-- START DATA ENTRIES --

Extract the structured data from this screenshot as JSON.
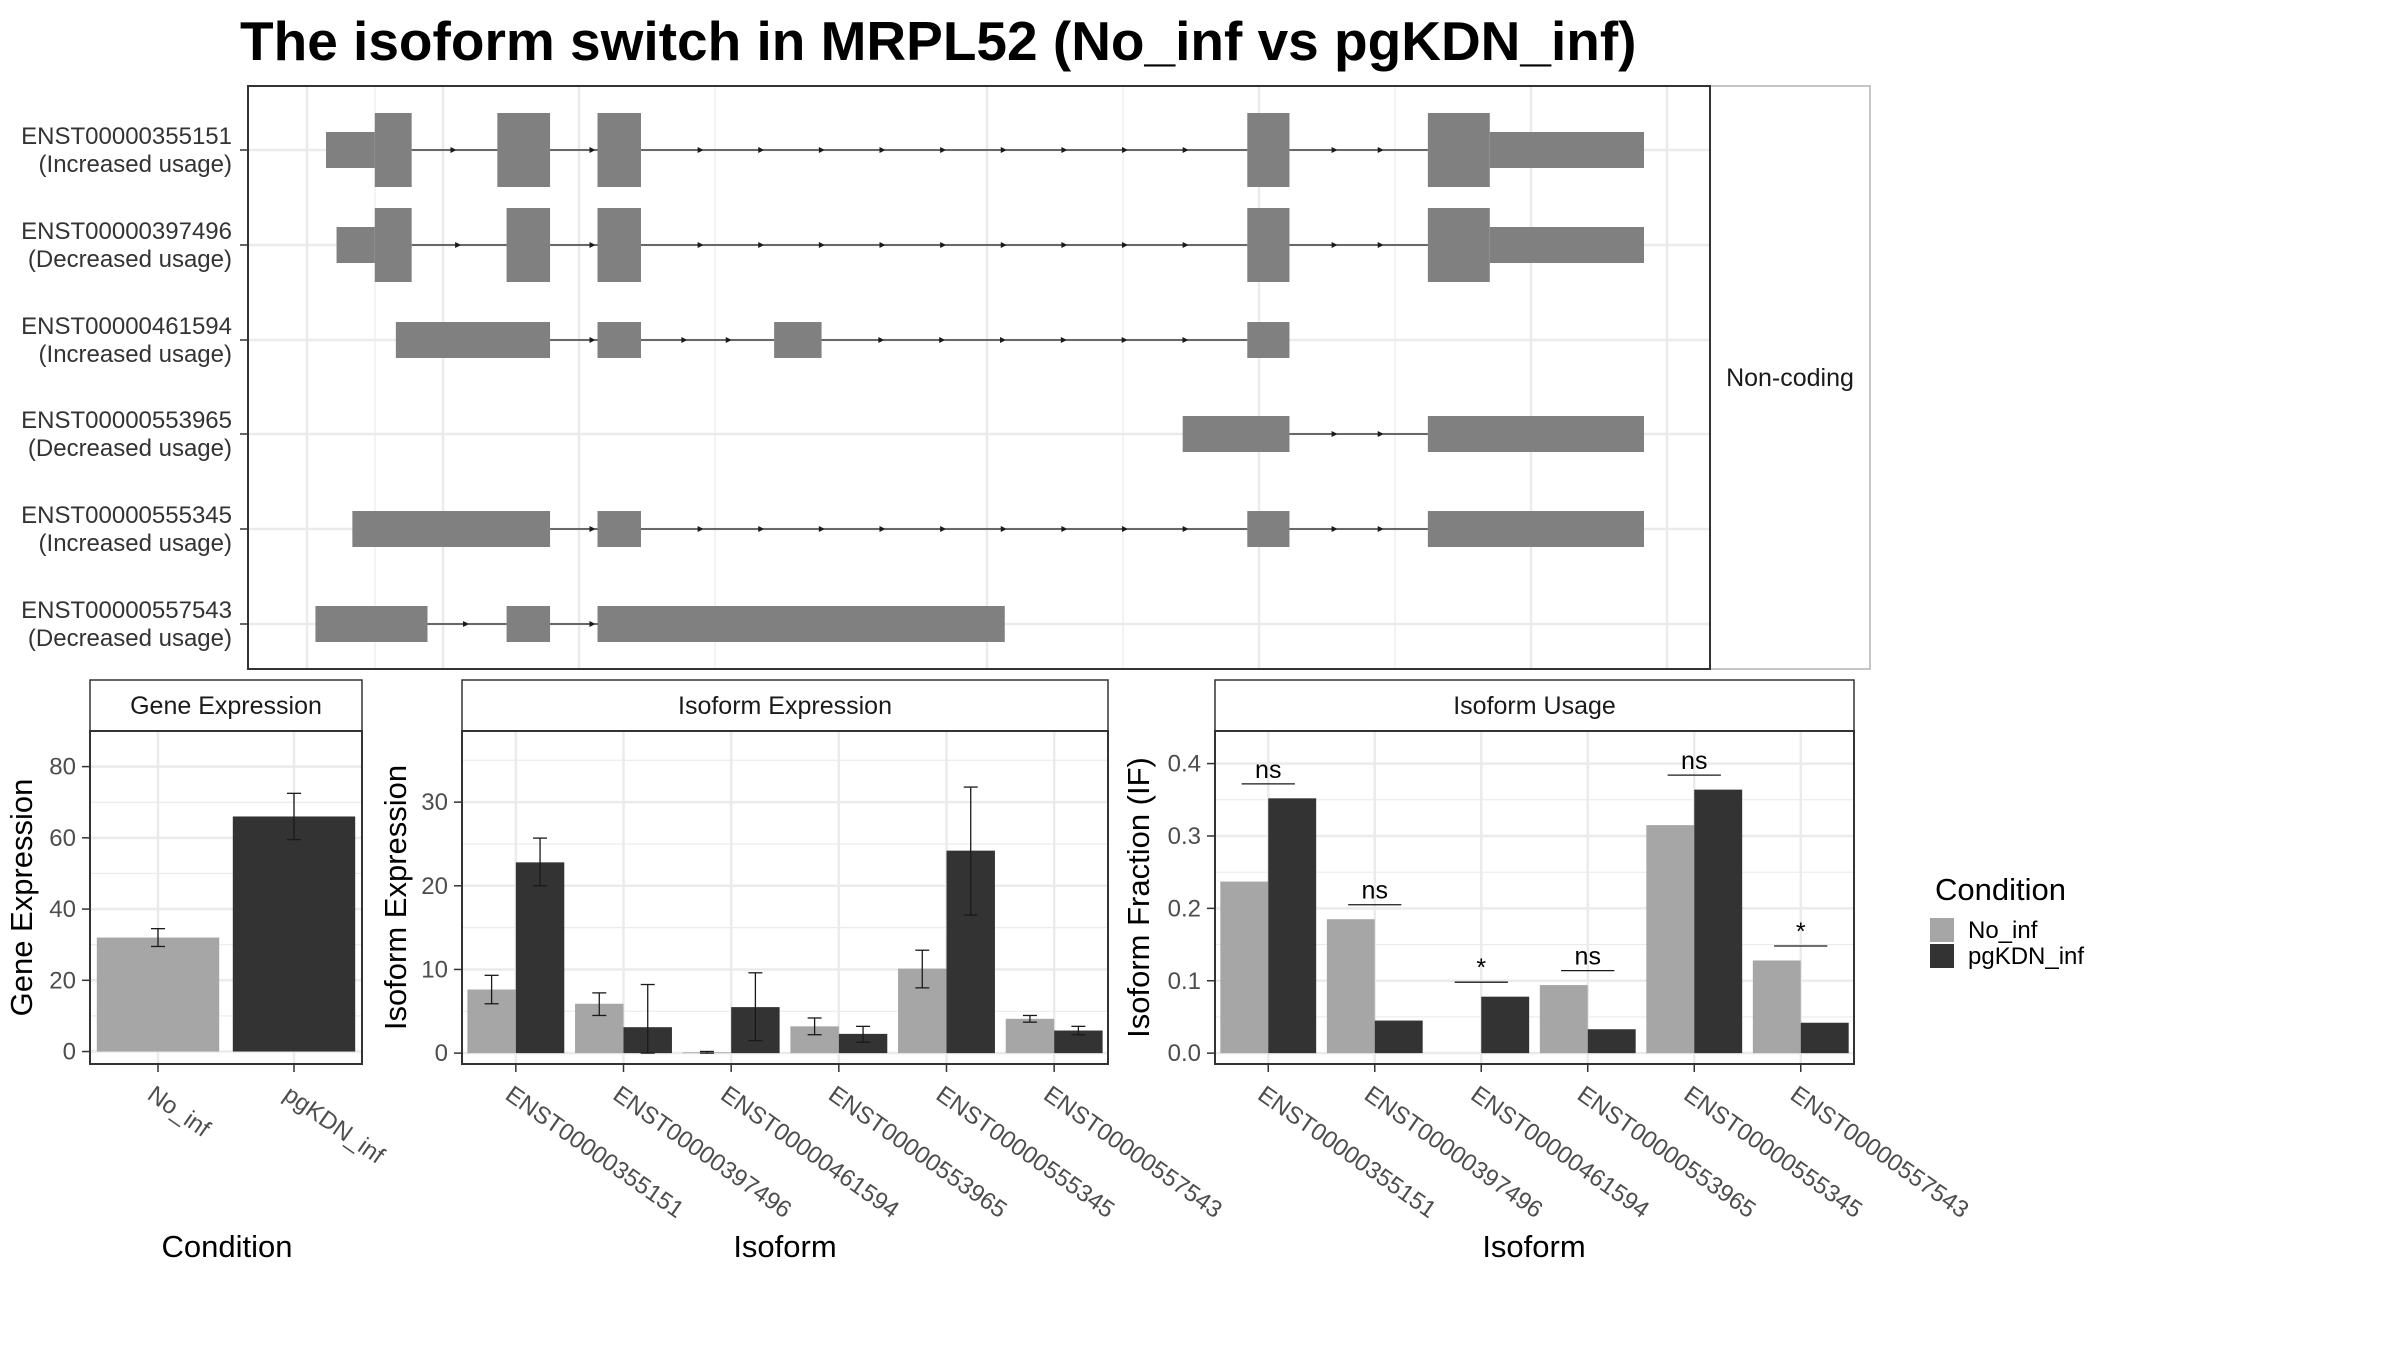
{
  "title": "The isoform switch in MRPL52 (No_inf vs pgKDN_inf)",
  "colors": {
    "No_inf": "#a6a6a6",
    "pgKDN_inf": "#333333",
    "exon": "#808080",
    "grid": "#ebebeb",
    "panel_border": "#333333"
  },
  "structure": {
    "strip_label": "Non-coding",
    "isoforms": [
      {
        "id": "ENST00000355151",
        "label": "(Increased usage)",
        "exons": [
          [
            0.0,
            0.037,
            "utr"
          ],
          [
            0.037,
            0.065,
            "cds"
          ],
          [
            0.13,
            0.17,
            "cds"
          ],
          [
            0.206,
            0.239,
            "cds"
          ],
          [
            0.699,
            0.731,
            "cds"
          ],
          [
            0.836,
            0.883,
            "cds"
          ],
          [
            0.883,
            1.0,
            "utr"
          ]
        ]
      },
      {
        "id": "ENST00000397496",
        "label": "(Decreased usage)",
        "exons": [
          [
            0.008,
            0.037,
            "utr"
          ],
          [
            0.037,
            0.065,
            "cds"
          ],
          [
            0.137,
            0.17,
            "cds"
          ],
          [
            0.206,
            0.239,
            "cds"
          ],
          [
            0.699,
            0.731,
            "cds"
          ],
          [
            0.836,
            0.883,
            "cds"
          ],
          [
            0.883,
            1.0,
            "utr"
          ]
        ]
      },
      {
        "id": "ENST00000461594",
        "label": "(Increased usage)",
        "exons": [
          [
            0.053,
            0.17,
            "utr"
          ],
          [
            0.206,
            0.239,
            "utr"
          ],
          [
            0.34,
            0.376,
            "utr"
          ],
          [
            0.699,
            0.731,
            "utr"
          ]
        ]
      },
      {
        "id": "ENST00000553965",
        "label": "(Decreased usage)",
        "exons": [
          [
            0.65,
            0.731,
            "utr"
          ],
          [
            0.836,
            1.0,
            "utr"
          ]
        ]
      },
      {
        "id": "ENST00000555345",
        "label": "(Increased usage)",
        "exons": [
          [
            0.02,
            0.17,
            "utr"
          ],
          [
            0.206,
            0.239,
            "utr"
          ],
          [
            0.699,
            0.731,
            "utr"
          ],
          [
            0.836,
            1.0,
            "utr"
          ]
        ]
      },
      {
        "id": "ENST00000557543",
        "label": "(Decreased usage)",
        "exons": [
          [
            -0.008,
            0.077,
            "utr"
          ],
          [
            0.137,
            0.17,
            "utr"
          ],
          [
            0.206,
            0.515,
            "utr"
          ]
        ]
      }
    ]
  },
  "chart_data": [
    {
      "type": "bar",
      "title": "Gene Expression",
      "xlabel": "Condition",
      "ylabel": "Gene Expression",
      "categories": [
        "No_inf",
        "pgKDN_inf"
      ],
      "values": [
        32,
        66
      ],
      "errors": [
        [
          29.5,
          34.5
        ],
        [
          59.5,
          72.5
        ]
      ],
      "ylim": [
        -3.5,
        90
      ],
      "yticks": [
        0,
        20,
        40,
        60,
        80
      ]
    },
    {
      "type": "bar",
      "title": "Isoform Expression",
      "xlabel": "Isoform",
      "ylabel": "Isoform Expression",
      "categories": [
        "ENST00000355151",
        "ENST00000397496",
        "ENST00000461594",
        "ENST00000553965",
        "ENST00000555345",
        "ENST00000557543"
      ],
      "series": [
        {
          "name": "No_inf",
          "values": [
            7.6,
            5.9,
            0.1,
            3.2,
            10.1,
            4.1
          ],
          "errors": [
            [
              5.9,
              9.3
            ],
            [
              4.5,
              7.2
            ],
            [
              0.0,
              0.2
            ],
            [
              2.2,
              4.2
            ],
            [
              7.8,
              12.3
            ],
            [
              3.7,
              4.5
            ]
          ]
        },
        {
          "name": "pgKDN_inf",
          "values": [
            22.8,
            3.1,
            5.5,
            2.3,
            24.2,
            2.7
          ],
          "errors": [
            [
              20.0,
              25.7
            ],
            [
              0.0,
              8.2
            ],
            [
              1.5,
              9.6
            ],
            [
              1.3,
              3.2
            ],
            [
              16.5,
              31.8
            ],
            [
              2.2,
              3.2
            ]
          ]
        }
      ],
      "ylim": [
        -1.3,
        38.5
      ],
      "yticks": [
        0,
        10,
        20,
        30
      ]
    },
    {
      "type": "bar",
      "title": "Isoform Usage",
      "xlabel": "Isoform",
      "ylabel": "Isoform Fraction (IF)",
      "categories": [
        "ENST00000355151",
        "ENST00000397496",
        "ENST00000461594",
        "ENST00000553965",
        "ENST00000555345",
        "ENST00000557543"
      ],
      "series": [
        {
          "name": "No_inf",
          "values": [
            0.237,
            0.185,
            0.0,
            0.094,
            0.315,
            0.128
          ]
        },
        {
          "name": "pgKDN_inf",
          "values": [
            0.352,
            0.045,
            0.078,
            0.033,
            0.364,
            0.042
          ]
        }
      ],
      "significance": [
        "ns",
        "ns",
        "*",
        "ns",
        "ns",
        "*"
      ],
      "sig_level": [
        0.372,
        0.205,
        0.098,
        0.114,
        0.384,
        0.148
      ],
      "ylim": [
        -0.015,
        0.445
      ],
      "yticks": [
        0.0,
        0.1,
        0.2,
        0.3,
        0.4
      ],
      "ytick_labels": [
        "0.0",
        "0.1",
        "0.2",
        "0.3",
        "0.4"
      ]
    }
  ],
  "legend": {
    "title": "Condition",
    "items": [
      {
        "label": "No_inf",
        "color": "#a6a6a6"
      },
      {
        "label": "pgKDN_inf",
        "color": "#333333"
      }
    ]
  }
}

-- END DATA ENTRIES --

Look for "title" and pull out every line that has it.

TASK RESPONSE:
  "title": "The isoform switch in MRPL52 (No_inf vs pgKDN_inf)",
      "title": "Gene Expression",
      "title": "Isoform Expression",
      "title": "Isoform Usage",
    "title": "Condition",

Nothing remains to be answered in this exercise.